#### REQUIRED WORK:
Using the data below, report how many lines hold the word "moderate". Include nothing else in the reply.

╭─ DATASET RECORDS

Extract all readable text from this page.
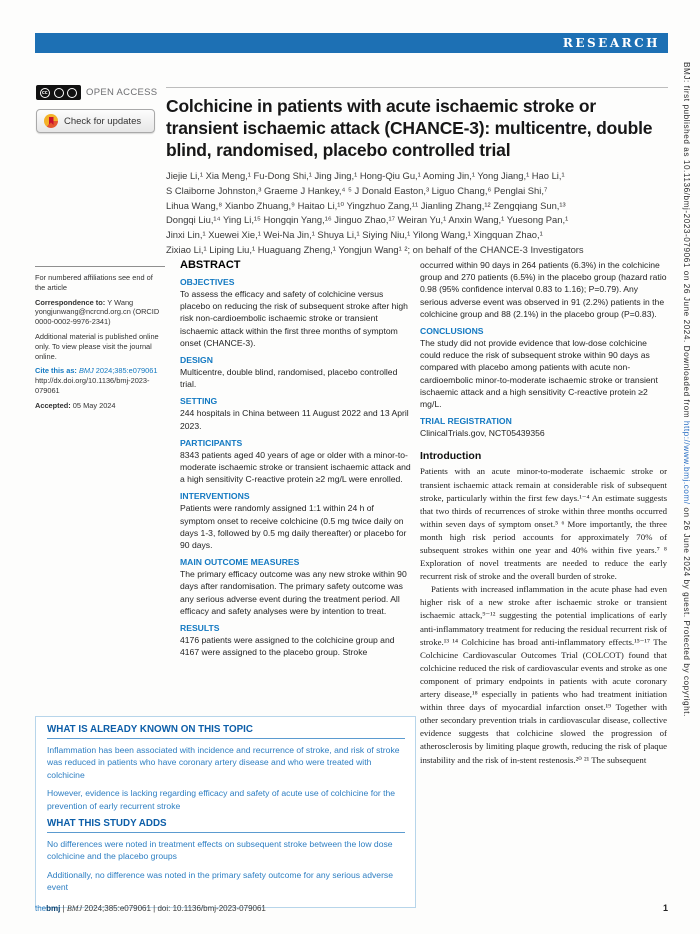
RESEARCH
cc	OPEN ACCESS
Check for updates
Colchicine in patients with acute ischaemic stroke or transient ischaemic attack (CHANCE-3): multicentre, double blind, randomised, placebo controlled trial
Jiejie Li,¹ Xia Meng,¹ Fu-Dong Shi,¹ Jing Jing,¹ Hong-Qiu Gu,¹ Aoming Jin,¹ Yong Jiang,¹ Hao Li,¹
S Claiborne Johnston,³ Graeme J Hankey,⁴ ⁵ J Donald Easton,³ Liguo Chang,⁶ Penglai Shi,⁷
Lihua Wang,⁸ Xianbo Zhuang,⁹ Haitao Li,¹⁰ Yingzhuo Zang,¹¹ Jianling Zhang,¹² Zengqiang Sun,¹³
Dongqi Liu,¹⁴ Ying Li,¹⁵ Hongqin Yang,¹⁶ Jinguo Zhao,¹⁷ Weiran Yu,¹ Anxin Wang,¹ Yuesong Pan,¹
Jinxi Lin,¹ Xuewei Xie,¹ Wei-Na Jin,¹ Shuya Li,¹ Siying Niu,¹ Yilong Wang,¹ Xingquan Zhao,¹
Zixiao Li,¹ Liping Liu,¹ Huaguang Zheng,¹ Yongjun Wang¹ ²; on behalf of the CHANCE-3 Investigators

For numbered affiliations see end of the article

Correspondence to: Y Wang
yongjunwang@ncrcnd.org.cn (ORCID 0000-0002-9976-2341)

Additional material is published online only. To view please visit the journal online.

Cite this as: BMJ 2024;385:e079061
http://dx.doi.org/10.1136/bmj-2023-079061

Accepted: 05 May 2024

ABSTRACT
OBJECTIVES
To assess the efficacy and safety of colchicine versus placebo on reducing the risk of subsequent stroke after high risk non-cardioembolic ischaemic stroke or transient ischaemic attack within the first three months of symptom onset (CHANCE-3).
DESIGN
Multicentre, double blind, randomised, placebo controlled trial.
SETTING
244 hospitals in China between 11 August 2022 and 13 April 2023.
PARTICIPANTS
8343 patients aged 40 years of age or older with a minor-to-moderate ischaemic stroke or transient ischaemic attack and a high sensitivity C-reactive protein ≥2 mg/L were enrolled.
INTERVENTIONS
Patients were randomly assigned 1:1 within 24 h of symptom onset to receive colchicine (0.5 mg twice daily on days 1-3, followed by 0.5 mg daily thereafter) or placebo for 90 days.
MAIN OUTCOME MEASURES
The primary efficacy outcome was any new stroke within 90 days after randomisation. The primary safety outcome was any serious adverse event during the treatment period. All efficacy and safety analyses were by intention to treat.
RESULTS
4176 patients were assigned to the colchicine group and 4167 were assigned to the placebo group. Stroke
occurred within 90 days in 264 patients (6.3%) in the colchicine group and 270 patients (6.5%) in the placebo group (hazard ratio 0.98 (95% confidence interval 0.83 to 1.16); P=0.79). Any serious adverse event was observed in 91 (2.2%) patients in the colchicine group and 88 (2.1%) in the placebo group (P=0.83).
CONCLUSIONS
The study did not provide evidence that low-dose colchicine could reduce the risk of subsequent stroke within 90 days as compared with placebo among patients with acute non-cardioembolic minor-to-moderate ischaemic stroke or transient ischaemic attack and a high sensitivity C-reactive protein ≥2 mg/L.
TRIAL REGISTRATION
ClinicalTrials.gov, NCT05439356
Introduction

Patients with an acute minor-to-moderate ischaemic stroke or transient ischaemic attack remain at considerable risk of subsequent stroke, particularly within the first few days.¹⁻⁴ An estimate suggests that two thirds of recurrences of stroke within three months occurred within seven days of symptom onset.⁵ ⁶ More importantly, the three month high risk period accounts for approximately 70% of subsequent strokes within one year and 40% within five years.⁷ ⁸ Exploration of novel treatments are needed to reduce the early recurrent risk of stroke and the overall burden of stroke.

Patients with increased inflammation in the acute phase had even higher risk of a new stroke after ischaemic stroke or transient ischaemic attack,⁹⁻¹² suggesting the potential implications of early anti-inflammatory treatment for reducing the residual recurrent risk of stroke.¹³ ¹⁴ Colchicine has broad anti-inflammatory effects.¹⁵⁻¹⁷ The Colchicine Cardiovascular Outcomes Trial (COLCOT) found that colchicine reduced the risk of cardiovascular events and stroke as one component of primary endpoints in patients with acute coronary artery disease,¹⁸ especially in patients who had treatment initiation within three days of myocardial infarction onset.¹⁹ Together with other secondary prevention trials in cardiovascular disease, collective evidence suggests that colchicine slowed the progression of atherosclerosis by limiting plaque growth, reducing the risk of plaque instability and the risk of in-stent restenosis.²⁰ ²¹ The subsequent

WHAT IS ALREADY KNOWN ON THIS TOPIC
Inflammation has been associated with incidence and recurrence of stroke, and risk of stroke was reduced in patients who have coronary artery disease and who were treated with colchicine
However, evidence is lacking regarding efficacy and safety of acute use of colchicine for the prevention of early recurrent stroke
WHAT THIS STUDY ADDS
No differences were noted in treatment effects on subsequent stroke between the low dose colchicine and the placebo groups
Additionally, no difference was noted in the primary safety outcome for any serious adverse event
thebmj | BMJ 2024;385:e079061 | doi: 10.1136/bmj-2023-079061	1
BMJ: first published as 10.1136/bmj-2023-079061 on 26 June 2024. Downloaded from http://www.bmj.com/ on 26 June 2024 by guest. Protected by copyright.
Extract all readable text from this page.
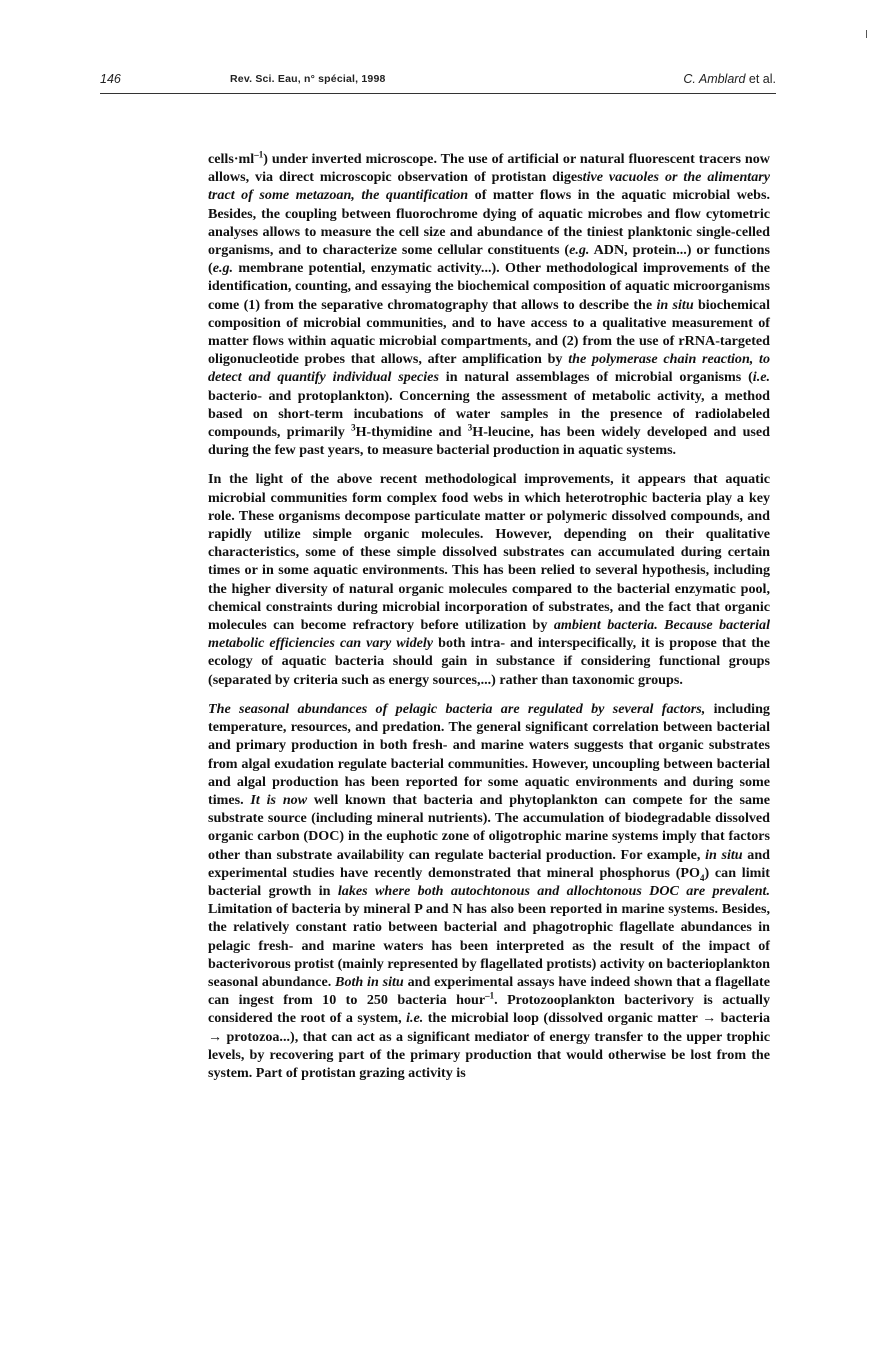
146	Rev. Sci. Eau, n° spécial, 1998	C. Amblard et al.

$cells\cdot ml^{-1}$) under inverted microscope. The use of artificial or natural fluorescent tracers now allows, via direct microscopic observation of protistan digestive vacuoles or the alimentary tract of some metazoan, the quantification of matter flows in the aquatic microbial webs. Besides, the coupling between fluorochrome dying of aquatic microbes and flow cytometric analyses allows to measure the cell size and abundance of the tiniest planktonic single-celled organisms, and to characterize some cellular constituents (e.g. ADN, protein...) or functions (e.g. membrane potential, enzymatic activity...). Other methodological improvements of the identification, counting, and essaying the biochemical composition of aquatic microorganisms come (1) from the separative chromatography that allows to describe the in situ biochemical composition of microbial communities, and to have access to a qualitative measurement of matter flows within aquatic microbial compartments, and (2) from the use of rRNA-targeted oligonucleotide probes that allows, after amplification by the polymerase chain reaction, to detect and quantify individual species in natural assemblages of microbial organisms (i.e. bacterio- and protoplankton). Concerning the assessment of metabolic activity, a method based on short-term incubations of water samples in the presence of radiolabeled compounds, primarily $^3$H-thymidine and $^3$H-leucine, has been widely developed and used during the few past years, to measure bacterial production in aquatic systems.

In the light of the above recent methodological improvements, it appears that aquatic microbial communities form complex food webs in which heterotrophic bacteria play a key role. These organisms decompose particulate matter or polymeric dissolved compounds, and rapidly utilize simple organic molecules. However, depending on their qualitative characteristics, some of these simple dissolved substrates can accumulated during certain times or in some aquatic environments. This has been relied to several hypothesis, including the higher diversity of natural organic molecules compared to the bacterial enzymatic pool, chemical constraints during microbial incorporation of substrates, and the fact that organic molecules can become refractory before utilization by ambient bacteria. Because bacterial metabolic efficiencies can vary widely both intra- and interspecifically, it is propose that the ecology of aquatic bacteria should gain in substance if considering functional groups (separated by criteria such as energy sources,...) rather than taxonomic groups.

The seasonal abundances of pelagic bacteria are regulated by several factors, including temperature, resources, and predation. The general significant correlation between bacterial and primary production in both fresh- and marine waters suggests that organic substrates from algal exudation regulate bacterial communities. However, uncoupling between bacterial and algal production has been reported for some aquatic environments and during some times. It is now well known that bacteria and phytoplankton can compete for the same substrate source (including mineral nutrients). The accumulation of biodegradable dissolved organic carbon (DOC) in the euphotic zone of oligotrophic marine systems imply that factors other than substrate availability can regulate bacterial production. For example, in situ and experimental studies have recently demonstrated that mineral phosphorus $(PO_4)$ can limit bacterial growth in lakes where both autochtonous and allochtonous DOC are prevalent. Limitation of bacteria by mineral P and N has also been reported in marine systems. Besides, the relatively constant ratio between bacterial and phagotrophic flagellate abundances in pelagic fresh- and marine waters has been interpreted as the result of the impact of bacterivorous protist (mainly represented by flagellated protists) activity on bacterioplankton seasonal abundance. Both in situ and experimental assays have indeed shown that a flagellate can ingest from 10 to 250 bacteria hour$^{-1}$. Protozooplankton bacterivory is actually considered the root of a system, i.e. the microbial loop (dissolved organic matter → bacteria → protozoa...), that can act as a significant mediator of energy transfer to the upper trophic levels, by recovering part of the primary production that would otherwise be lost from the system. Part of protistan grazing activity is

╰─

#### OUTPUT OF THE TASK:
3